(Extracted records)

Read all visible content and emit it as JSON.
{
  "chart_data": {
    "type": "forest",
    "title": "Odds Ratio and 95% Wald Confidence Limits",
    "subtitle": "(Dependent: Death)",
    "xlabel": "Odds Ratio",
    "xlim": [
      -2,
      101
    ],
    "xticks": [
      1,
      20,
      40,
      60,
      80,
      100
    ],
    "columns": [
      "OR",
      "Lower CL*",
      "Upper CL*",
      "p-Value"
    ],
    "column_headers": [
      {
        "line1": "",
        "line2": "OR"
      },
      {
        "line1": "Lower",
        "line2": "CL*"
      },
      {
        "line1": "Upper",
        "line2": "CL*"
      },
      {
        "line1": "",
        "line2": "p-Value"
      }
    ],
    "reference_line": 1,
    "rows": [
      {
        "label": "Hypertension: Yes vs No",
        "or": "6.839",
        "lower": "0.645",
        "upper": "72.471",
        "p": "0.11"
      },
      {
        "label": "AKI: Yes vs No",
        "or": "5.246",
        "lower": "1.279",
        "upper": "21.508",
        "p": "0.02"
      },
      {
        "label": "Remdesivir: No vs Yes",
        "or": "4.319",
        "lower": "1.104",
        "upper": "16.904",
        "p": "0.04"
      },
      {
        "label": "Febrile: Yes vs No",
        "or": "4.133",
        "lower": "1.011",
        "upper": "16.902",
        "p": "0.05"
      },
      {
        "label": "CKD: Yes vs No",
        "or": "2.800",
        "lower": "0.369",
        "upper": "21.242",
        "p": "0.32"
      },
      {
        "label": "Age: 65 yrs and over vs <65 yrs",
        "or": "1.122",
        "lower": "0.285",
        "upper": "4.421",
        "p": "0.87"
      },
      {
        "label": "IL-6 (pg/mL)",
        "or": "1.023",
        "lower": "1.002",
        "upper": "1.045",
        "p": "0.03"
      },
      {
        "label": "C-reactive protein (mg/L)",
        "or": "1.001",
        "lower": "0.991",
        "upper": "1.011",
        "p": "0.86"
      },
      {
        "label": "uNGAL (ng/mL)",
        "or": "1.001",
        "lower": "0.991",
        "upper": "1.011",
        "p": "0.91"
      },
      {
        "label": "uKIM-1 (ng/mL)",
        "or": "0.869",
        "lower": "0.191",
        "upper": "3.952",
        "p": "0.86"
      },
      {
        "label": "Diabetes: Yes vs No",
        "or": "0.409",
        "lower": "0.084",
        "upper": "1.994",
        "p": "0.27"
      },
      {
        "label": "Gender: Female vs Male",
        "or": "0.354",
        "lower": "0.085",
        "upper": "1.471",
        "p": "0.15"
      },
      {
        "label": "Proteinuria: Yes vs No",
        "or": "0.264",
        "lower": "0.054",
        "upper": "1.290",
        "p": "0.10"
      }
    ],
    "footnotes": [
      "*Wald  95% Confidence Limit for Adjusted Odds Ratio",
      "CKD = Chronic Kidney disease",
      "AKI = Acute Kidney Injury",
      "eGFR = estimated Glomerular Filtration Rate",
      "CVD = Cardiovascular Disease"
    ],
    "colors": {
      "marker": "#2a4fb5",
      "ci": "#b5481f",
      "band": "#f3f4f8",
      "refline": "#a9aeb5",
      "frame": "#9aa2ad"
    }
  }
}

(WORK REQUIRED)
Gather each line in the data that holds the string "Confidence".

(FINISHED TASK)
    "title": "Odds Ratio and 95% Wald Confidence Limits",
      "*Wald  95% Confidence Limit for Adjusted Odds Ratio",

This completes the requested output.